(Stored entries)

·····

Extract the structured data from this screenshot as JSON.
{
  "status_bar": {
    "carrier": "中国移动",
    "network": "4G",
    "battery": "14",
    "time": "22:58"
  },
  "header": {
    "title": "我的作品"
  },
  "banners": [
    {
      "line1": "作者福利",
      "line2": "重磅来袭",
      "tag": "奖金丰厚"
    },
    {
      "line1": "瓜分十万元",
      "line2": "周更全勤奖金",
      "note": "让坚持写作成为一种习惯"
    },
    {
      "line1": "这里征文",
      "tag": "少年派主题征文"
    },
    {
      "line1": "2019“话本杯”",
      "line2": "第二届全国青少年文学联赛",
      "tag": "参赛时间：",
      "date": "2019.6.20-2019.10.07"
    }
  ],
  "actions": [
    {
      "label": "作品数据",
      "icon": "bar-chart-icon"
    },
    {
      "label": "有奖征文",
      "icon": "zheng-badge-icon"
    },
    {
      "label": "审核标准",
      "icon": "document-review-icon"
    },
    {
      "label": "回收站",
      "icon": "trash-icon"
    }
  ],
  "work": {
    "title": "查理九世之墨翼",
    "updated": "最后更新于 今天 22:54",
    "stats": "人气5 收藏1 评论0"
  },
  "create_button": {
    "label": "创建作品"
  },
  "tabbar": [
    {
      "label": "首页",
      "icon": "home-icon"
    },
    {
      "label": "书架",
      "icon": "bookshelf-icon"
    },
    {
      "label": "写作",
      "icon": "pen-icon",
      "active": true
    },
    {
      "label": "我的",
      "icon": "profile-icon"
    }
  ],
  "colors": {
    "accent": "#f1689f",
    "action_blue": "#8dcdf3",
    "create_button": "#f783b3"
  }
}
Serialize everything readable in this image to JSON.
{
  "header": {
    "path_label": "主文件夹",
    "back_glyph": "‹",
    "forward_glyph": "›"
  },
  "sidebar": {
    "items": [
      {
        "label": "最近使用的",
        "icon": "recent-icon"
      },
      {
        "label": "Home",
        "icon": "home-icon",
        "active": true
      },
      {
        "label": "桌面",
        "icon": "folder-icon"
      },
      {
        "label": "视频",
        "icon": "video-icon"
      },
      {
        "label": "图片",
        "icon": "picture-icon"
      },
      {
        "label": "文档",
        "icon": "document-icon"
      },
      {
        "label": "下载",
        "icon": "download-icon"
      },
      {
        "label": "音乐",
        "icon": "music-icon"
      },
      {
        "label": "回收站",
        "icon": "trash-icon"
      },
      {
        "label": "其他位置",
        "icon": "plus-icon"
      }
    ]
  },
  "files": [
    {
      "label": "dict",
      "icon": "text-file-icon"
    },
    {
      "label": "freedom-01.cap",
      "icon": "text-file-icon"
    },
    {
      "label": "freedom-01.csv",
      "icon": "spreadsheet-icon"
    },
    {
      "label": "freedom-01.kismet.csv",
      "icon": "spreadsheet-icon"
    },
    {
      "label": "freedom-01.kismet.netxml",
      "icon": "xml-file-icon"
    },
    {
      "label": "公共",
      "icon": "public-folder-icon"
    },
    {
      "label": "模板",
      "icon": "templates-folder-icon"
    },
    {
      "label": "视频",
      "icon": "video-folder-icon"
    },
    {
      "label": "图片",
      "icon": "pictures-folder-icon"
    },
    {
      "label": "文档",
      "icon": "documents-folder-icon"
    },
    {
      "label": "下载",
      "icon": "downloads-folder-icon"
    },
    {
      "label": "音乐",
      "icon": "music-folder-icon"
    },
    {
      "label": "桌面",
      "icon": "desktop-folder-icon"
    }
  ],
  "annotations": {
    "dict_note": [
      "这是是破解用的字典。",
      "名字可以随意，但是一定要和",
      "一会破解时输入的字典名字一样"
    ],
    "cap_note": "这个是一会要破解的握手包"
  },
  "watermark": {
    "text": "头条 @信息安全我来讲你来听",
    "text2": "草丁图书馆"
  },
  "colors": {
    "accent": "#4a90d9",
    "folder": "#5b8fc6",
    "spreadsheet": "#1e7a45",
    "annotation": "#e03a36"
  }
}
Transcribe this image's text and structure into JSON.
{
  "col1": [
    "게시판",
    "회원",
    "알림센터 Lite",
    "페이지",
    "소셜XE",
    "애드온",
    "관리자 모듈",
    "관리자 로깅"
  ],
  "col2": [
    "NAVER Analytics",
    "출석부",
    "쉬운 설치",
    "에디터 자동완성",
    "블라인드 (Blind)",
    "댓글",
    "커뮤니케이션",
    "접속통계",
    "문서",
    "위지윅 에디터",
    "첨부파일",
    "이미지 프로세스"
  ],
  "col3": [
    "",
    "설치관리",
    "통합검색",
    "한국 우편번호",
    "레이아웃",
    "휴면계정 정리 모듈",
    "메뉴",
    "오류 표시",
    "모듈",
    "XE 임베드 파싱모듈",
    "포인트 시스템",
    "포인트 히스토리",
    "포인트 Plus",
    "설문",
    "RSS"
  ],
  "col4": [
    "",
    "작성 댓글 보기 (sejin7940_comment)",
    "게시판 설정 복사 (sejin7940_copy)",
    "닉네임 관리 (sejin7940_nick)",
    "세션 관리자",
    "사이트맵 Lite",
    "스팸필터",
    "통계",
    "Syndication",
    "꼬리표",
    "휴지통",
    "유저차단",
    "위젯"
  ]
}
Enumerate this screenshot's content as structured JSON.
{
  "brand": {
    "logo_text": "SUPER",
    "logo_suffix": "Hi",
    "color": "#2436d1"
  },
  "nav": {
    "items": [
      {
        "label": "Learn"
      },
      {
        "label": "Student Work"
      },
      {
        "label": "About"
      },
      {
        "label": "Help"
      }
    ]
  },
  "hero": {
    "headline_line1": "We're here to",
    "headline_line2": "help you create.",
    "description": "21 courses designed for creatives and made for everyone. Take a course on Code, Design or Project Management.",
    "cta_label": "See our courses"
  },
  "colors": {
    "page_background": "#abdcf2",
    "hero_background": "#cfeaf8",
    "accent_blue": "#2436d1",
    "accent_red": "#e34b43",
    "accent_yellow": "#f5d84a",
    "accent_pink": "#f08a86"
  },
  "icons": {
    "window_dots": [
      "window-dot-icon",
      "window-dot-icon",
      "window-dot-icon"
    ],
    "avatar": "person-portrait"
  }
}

·····

Directive
Every line from the one containing "Enumerate this screenshot's" through the end of the entries above must be echoed exactly, with both ends kept.

Answer to this problem
Enumerate this screenshot's content as structured JSON.
{
  "brand": {
    "logo_text": "SUPER",
    "logo_suffix": "Hi",
    "color": "#2436d1"
  },
  "nav": {
    "items": [
      {
        "label": "Learn"
      },
      {
        "label": "Student Work"
      },
      {
        "label": "About"
      },
      {
        "label": "Help"
      }
    ]
  },
  "hero": {
    "headline_line1": "We're here to",
    "headline_line2": "help you create.",
    "description": "21 courses designed for creatives and made for everyone. Take a course on Code, Design or Project Management.",
    "cta_label": "See our courses"
  },
  "colors": {
    "page_background": "#abdcf2",
    "hero_background": "#cfeaf8",
    "accent_blue": "#2436d1",
    "accent_red": "#e34b43",
    "accent_yellow": "#f5d84a",
    "accent_pink": "#f08a86"
  },
  "icons": {
    "window_dots": [
      "window-dot-icon",
      "window-dot-icon",
      "window-dot-icon"
    ],
    "avatar": "person-portrait"
  }
}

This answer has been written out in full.